The data:
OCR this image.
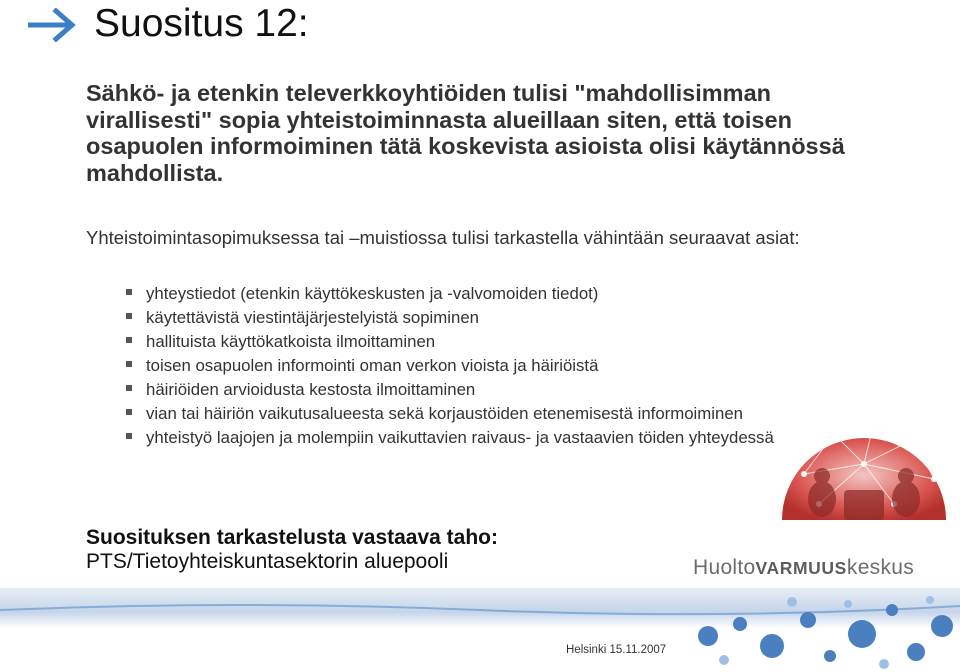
Suositus 12:

Sähkö- ja etenkin televerkkoyhtiöiden tulisi "mahdollisimman virallisesti" sopia yhteistoiminnasta alueillaan siten, että toisen osapuolen informoiminen tätä koskevista asioista olisi käytännössä mahdollista.

Yhteistoimintasopimuksessa tai –muistiossa tulisi tarkastella vähintään seuraavat asiat:

yhteystiedot (etenkin käyttökeskusten ja -valvomoiden tiedot)
käytettävistä viestintäjärjestelyistä sopiminen
hallituista käyttökatkoista ilmoittaminen
toisen osapuolen informointi oman verkon vioista ja häiriöistä
häiriöiden arvioidusta kestosta ilmoittaminen
vian tai häiriön vaikutusalueesta sekä korjaustöiden etenemisestä informoiminen
yhteistyö laajojen ja molempiin vaikuttavien raivaus- ja vastaavien töiden yhteydessä

Suosituksen tarkastelusta vastaava taho:

PTS/Tietoyhteiskuntasektorin aluepooli	HuoltoVARMUUSkeskus
Helsinki 15.11.2007
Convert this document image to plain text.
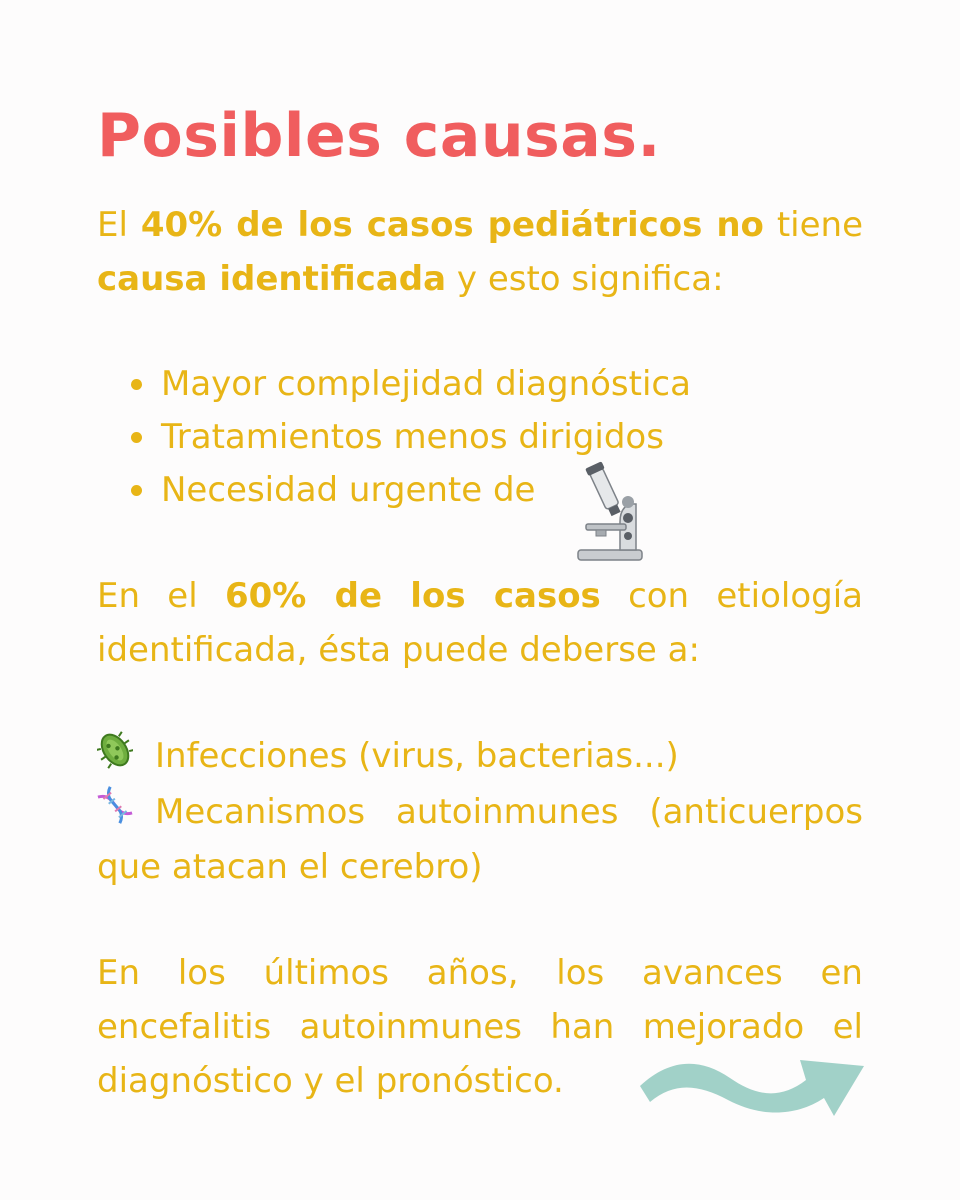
Posibles causas.

El 40% de los casos pediátricos no tiene causa identificada y esto significa:

Mayor complejidad diagnóstica
Tratamientos menos dirigidos
Necesidad urgente de

En el 60% de los casos con etiología identificada, ésta puede deberse a:

Infecciones (virus, bacterias...)
Mecanismos autoinmunes (anticuerpos que atacan el cerebro)

En los últimos años, los avances en encefalitis autoinmunes han mejorado el diagnóstico y el pronóstico.
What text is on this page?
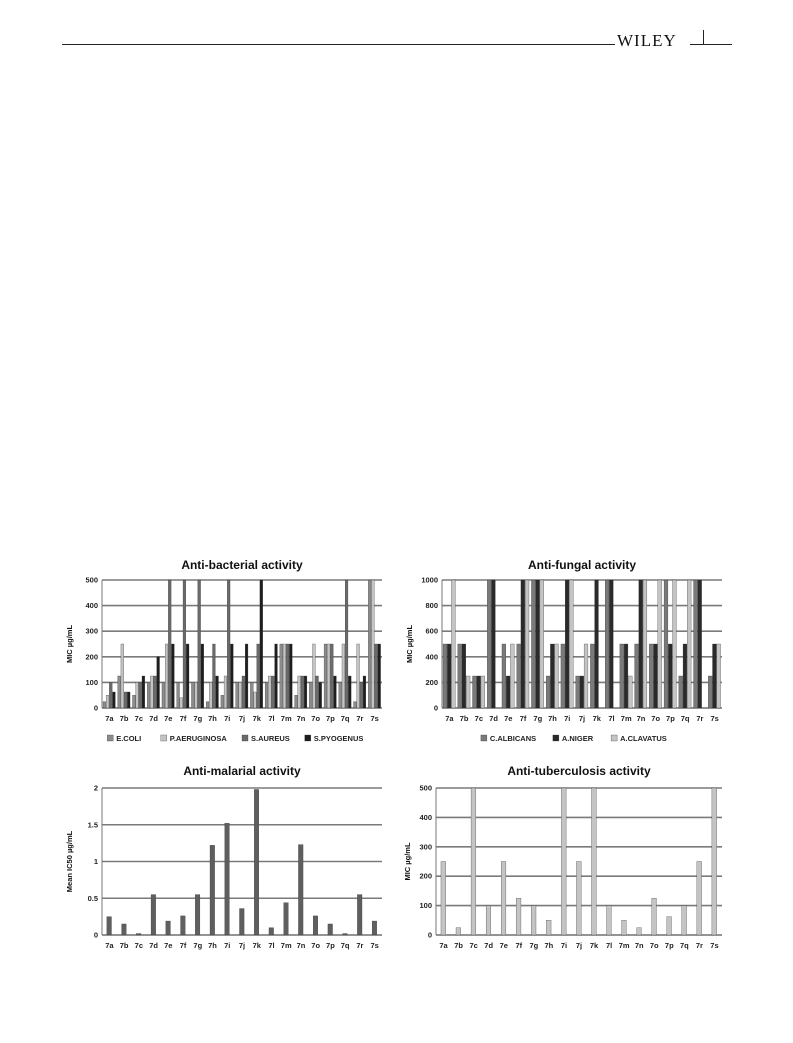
WILEY
Anti-bacterial activity
MIC µg/mL
0
100
200
300
400
500
7a 7b 7c 7d 7e 7f 7g 7h 7i 7j 7k 7l 7m 7n 7o 7p 7q 7r 7s
E.COLI	P.AERUGINOSA	S.AUREUS	S.PYOGENUS
Anti-fungal activity
MIC µg/mL
0
200
400
600
800
1000
7a 7b 7c 7d 7e 7f 7g 7h 7i 7j 7k 7l 7m 7n 7o 7p 7q 7r 7s
C.ALBICANS	A.NIGER	A.CLAVATUS
Anti-malarial activity
Mean IC50 µg/mL
0
0.5
1
1.5
2
7a 7b 7c 7d 7e 7f 7g 7h 7i 7j 7k 7l 7m 7n 7o 7p 7q 7r 7s
Anti-tuberculosis activity
MIC µg/mL
0
100
200
300
400
500
7a 7b 7c 7d 7e 7f 7g 7h 7i 7j 7k 7l 7m 7n 7o 7p 7q 7r 7s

Directions:
Your answer should reproduce each line of the listing that holds the word "text".

Result below:
Convert this document image to plain text.
What text is on this page?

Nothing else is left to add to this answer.